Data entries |
>> begin

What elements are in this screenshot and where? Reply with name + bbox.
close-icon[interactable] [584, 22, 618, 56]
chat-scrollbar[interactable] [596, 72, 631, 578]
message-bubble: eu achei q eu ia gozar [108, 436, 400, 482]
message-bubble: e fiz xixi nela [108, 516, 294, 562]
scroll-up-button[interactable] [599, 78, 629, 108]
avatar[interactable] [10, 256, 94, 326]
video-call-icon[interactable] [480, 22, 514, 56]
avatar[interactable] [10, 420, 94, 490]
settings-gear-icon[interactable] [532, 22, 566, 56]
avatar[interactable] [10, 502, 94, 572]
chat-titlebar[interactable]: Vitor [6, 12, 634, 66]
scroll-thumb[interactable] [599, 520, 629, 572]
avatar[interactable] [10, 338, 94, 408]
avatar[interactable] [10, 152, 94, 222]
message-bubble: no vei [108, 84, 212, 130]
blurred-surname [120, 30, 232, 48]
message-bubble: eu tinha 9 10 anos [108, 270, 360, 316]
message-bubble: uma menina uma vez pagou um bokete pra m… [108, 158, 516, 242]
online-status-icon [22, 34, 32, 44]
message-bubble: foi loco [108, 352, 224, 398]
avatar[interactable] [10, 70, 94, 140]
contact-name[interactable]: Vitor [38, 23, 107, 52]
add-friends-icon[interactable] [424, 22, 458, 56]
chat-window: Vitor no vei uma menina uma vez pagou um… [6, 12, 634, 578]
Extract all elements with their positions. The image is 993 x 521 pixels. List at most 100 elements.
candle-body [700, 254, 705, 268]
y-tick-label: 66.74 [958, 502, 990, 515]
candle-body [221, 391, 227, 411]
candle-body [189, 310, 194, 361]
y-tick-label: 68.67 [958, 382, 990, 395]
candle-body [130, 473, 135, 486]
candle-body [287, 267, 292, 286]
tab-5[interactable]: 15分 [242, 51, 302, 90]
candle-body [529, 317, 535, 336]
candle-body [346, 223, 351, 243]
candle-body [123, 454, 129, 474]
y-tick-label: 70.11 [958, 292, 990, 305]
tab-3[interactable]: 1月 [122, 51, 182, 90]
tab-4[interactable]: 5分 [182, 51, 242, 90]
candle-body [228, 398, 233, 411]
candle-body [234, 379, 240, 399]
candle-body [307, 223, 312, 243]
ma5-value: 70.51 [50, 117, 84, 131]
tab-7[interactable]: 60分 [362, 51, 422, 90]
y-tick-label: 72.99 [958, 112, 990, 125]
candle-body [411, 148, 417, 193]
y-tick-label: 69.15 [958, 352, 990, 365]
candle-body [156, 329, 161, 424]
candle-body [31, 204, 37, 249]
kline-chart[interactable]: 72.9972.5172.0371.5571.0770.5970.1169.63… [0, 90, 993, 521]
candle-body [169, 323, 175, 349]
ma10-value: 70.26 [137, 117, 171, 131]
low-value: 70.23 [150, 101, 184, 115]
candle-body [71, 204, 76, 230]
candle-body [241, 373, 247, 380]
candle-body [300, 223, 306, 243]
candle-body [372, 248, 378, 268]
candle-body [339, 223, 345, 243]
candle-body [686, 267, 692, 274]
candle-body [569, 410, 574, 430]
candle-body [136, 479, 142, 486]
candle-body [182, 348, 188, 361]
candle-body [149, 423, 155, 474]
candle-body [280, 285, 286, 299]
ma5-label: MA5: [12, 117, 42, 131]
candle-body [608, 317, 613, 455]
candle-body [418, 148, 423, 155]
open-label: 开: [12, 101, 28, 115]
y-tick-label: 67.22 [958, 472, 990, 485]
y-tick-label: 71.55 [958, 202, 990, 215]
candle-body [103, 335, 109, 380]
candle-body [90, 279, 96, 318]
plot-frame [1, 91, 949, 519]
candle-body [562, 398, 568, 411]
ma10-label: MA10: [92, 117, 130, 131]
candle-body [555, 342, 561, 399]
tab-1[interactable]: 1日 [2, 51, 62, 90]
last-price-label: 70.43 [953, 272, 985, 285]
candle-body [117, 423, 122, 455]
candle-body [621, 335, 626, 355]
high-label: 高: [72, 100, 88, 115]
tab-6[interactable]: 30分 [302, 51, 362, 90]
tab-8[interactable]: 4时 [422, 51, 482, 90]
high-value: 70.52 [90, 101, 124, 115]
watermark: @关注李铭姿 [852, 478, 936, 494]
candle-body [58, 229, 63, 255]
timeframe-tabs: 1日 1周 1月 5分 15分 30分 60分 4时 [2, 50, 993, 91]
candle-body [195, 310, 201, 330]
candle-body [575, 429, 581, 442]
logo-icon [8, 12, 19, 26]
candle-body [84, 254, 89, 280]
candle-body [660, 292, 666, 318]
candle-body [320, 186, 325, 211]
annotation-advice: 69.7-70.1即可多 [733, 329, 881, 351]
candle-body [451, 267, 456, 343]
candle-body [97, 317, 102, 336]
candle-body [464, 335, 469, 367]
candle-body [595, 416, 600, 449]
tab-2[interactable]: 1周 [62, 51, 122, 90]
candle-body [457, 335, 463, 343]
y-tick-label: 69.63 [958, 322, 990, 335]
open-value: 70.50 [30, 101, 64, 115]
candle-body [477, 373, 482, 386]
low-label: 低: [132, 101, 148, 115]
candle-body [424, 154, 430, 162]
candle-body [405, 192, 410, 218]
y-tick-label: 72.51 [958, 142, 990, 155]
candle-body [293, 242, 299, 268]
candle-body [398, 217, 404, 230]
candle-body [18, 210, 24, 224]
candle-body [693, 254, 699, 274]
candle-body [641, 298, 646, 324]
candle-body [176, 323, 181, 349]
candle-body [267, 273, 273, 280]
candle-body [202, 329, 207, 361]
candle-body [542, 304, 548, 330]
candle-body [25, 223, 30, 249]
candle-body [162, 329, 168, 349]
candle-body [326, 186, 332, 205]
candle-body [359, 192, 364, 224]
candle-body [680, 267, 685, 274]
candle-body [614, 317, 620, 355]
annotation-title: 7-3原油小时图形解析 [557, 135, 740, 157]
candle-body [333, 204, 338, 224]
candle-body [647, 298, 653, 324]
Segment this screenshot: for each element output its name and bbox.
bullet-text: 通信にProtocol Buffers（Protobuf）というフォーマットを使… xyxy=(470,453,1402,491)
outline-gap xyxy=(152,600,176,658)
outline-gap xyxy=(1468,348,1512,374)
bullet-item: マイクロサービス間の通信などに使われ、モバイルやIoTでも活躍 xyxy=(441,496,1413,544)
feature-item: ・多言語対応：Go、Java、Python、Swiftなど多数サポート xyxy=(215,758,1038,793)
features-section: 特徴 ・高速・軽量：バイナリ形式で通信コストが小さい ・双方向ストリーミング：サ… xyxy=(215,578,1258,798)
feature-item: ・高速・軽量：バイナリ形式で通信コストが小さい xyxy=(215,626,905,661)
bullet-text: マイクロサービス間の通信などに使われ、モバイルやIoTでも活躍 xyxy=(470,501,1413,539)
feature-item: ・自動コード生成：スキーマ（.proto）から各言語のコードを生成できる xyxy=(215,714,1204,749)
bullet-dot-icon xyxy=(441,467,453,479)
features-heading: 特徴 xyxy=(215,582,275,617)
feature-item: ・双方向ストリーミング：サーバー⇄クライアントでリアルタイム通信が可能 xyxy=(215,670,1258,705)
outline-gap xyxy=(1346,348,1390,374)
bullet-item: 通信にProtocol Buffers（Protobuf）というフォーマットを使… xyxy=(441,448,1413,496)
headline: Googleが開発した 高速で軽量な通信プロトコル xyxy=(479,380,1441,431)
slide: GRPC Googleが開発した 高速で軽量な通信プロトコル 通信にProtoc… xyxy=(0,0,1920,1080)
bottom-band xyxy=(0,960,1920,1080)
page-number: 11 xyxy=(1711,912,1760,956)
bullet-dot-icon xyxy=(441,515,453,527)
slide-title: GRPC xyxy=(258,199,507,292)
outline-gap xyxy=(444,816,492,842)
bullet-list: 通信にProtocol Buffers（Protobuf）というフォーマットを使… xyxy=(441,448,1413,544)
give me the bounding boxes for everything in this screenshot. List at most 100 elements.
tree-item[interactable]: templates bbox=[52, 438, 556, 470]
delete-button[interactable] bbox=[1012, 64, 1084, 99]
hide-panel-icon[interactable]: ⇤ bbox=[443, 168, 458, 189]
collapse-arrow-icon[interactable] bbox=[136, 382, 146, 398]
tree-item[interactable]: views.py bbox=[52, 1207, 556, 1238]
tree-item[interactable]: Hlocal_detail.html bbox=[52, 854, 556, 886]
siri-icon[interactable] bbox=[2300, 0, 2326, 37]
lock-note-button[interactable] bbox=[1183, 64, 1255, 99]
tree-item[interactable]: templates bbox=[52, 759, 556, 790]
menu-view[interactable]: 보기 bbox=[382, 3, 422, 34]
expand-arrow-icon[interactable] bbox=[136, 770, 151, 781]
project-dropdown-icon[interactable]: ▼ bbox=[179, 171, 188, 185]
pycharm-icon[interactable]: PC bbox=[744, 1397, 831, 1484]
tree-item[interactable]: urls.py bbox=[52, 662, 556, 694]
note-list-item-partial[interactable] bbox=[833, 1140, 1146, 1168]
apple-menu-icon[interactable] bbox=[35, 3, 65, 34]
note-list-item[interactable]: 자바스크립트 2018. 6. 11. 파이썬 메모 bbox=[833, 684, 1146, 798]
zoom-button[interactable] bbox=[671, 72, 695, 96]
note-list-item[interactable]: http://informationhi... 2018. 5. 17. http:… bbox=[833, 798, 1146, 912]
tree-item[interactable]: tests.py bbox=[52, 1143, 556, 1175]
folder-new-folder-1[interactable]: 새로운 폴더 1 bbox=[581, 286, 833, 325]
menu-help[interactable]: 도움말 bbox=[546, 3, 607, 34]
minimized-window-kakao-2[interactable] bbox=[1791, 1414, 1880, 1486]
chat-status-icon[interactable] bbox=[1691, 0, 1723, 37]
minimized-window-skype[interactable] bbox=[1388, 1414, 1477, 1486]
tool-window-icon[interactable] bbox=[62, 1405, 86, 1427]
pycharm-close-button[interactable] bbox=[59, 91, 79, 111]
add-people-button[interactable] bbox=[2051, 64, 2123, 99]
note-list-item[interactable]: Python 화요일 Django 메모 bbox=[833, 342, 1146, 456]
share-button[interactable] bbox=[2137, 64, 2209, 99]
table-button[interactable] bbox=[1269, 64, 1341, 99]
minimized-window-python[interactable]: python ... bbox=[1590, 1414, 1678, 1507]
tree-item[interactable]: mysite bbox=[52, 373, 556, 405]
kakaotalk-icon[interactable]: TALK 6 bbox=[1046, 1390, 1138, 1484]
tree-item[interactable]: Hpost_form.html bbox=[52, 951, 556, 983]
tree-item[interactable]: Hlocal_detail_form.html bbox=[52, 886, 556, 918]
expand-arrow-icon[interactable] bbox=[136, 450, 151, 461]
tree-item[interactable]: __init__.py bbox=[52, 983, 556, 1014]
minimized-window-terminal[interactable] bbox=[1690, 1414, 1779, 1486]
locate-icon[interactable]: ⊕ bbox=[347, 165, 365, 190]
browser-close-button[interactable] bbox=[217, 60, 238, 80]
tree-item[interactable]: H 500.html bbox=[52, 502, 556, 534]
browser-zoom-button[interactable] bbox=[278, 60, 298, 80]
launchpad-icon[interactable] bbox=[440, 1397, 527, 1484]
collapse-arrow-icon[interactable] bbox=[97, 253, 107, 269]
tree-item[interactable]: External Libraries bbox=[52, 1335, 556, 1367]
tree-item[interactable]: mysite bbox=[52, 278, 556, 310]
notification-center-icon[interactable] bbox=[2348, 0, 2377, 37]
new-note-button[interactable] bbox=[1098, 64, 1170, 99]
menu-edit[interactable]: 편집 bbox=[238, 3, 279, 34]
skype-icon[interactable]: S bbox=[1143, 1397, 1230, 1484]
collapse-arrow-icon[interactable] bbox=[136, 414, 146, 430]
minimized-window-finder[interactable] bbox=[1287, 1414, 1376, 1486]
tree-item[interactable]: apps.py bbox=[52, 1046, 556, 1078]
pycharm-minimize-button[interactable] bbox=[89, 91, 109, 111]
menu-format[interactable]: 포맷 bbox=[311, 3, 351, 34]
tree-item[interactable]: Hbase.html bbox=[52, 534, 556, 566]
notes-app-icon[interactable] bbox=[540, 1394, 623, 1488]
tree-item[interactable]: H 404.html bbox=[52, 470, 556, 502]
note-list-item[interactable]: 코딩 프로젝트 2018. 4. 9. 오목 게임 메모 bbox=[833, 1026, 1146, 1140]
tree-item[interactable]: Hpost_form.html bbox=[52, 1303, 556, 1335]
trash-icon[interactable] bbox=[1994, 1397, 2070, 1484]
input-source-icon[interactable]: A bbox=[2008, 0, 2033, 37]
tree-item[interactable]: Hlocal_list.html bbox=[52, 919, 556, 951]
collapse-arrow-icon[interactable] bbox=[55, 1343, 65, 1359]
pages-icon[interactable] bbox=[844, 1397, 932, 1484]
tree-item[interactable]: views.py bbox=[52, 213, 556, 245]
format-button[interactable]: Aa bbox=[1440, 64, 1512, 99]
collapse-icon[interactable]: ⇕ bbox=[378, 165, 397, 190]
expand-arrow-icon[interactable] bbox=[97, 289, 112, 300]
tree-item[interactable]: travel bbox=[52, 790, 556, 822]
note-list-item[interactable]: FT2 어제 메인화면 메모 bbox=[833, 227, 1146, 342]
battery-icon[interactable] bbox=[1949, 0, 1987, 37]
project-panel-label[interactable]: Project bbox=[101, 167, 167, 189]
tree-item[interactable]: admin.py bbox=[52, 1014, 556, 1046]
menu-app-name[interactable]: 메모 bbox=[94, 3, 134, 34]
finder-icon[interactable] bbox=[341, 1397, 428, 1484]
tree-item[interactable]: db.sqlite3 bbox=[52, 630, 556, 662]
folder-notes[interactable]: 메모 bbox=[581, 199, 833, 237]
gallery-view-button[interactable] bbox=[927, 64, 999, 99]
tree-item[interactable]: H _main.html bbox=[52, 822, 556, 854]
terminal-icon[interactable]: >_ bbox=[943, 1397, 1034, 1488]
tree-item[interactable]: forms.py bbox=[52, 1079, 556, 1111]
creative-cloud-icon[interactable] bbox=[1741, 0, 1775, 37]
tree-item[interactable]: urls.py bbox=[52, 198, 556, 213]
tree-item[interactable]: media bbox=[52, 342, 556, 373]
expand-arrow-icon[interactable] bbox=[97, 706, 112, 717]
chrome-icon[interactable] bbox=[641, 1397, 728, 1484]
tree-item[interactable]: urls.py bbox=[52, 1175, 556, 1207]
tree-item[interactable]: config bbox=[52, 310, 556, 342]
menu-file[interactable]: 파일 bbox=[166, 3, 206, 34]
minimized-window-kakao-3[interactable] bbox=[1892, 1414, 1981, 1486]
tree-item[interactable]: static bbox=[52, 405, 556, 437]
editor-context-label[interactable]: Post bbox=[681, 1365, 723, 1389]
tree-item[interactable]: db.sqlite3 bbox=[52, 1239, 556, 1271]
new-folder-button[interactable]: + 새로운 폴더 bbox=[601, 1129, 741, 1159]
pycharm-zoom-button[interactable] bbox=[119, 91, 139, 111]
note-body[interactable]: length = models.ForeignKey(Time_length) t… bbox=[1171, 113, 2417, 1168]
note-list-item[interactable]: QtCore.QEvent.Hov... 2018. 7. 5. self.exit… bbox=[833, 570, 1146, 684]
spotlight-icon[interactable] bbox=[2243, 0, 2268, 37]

>> end

EXERCISE BRIEF |
Can you write out the records from the start through the line containing "message-bubble: e fiz", substituting "dismiss-icon" for "close-icon" and keeping everything else the same?

RESULT OF THIS EXERCISE |
What elements are in this screenshot and where? Reply with name + bbox.
dismiss-icon[interactable] [584, 22, 618, 56]
chat-scrollbar[interactable] [596, 72, 631, 578]
message-bubble: eu achei q eu ia gozar [108, 436, 400, 482]
message-bubble: e fiz xixi nela [108, 516, 294, 562]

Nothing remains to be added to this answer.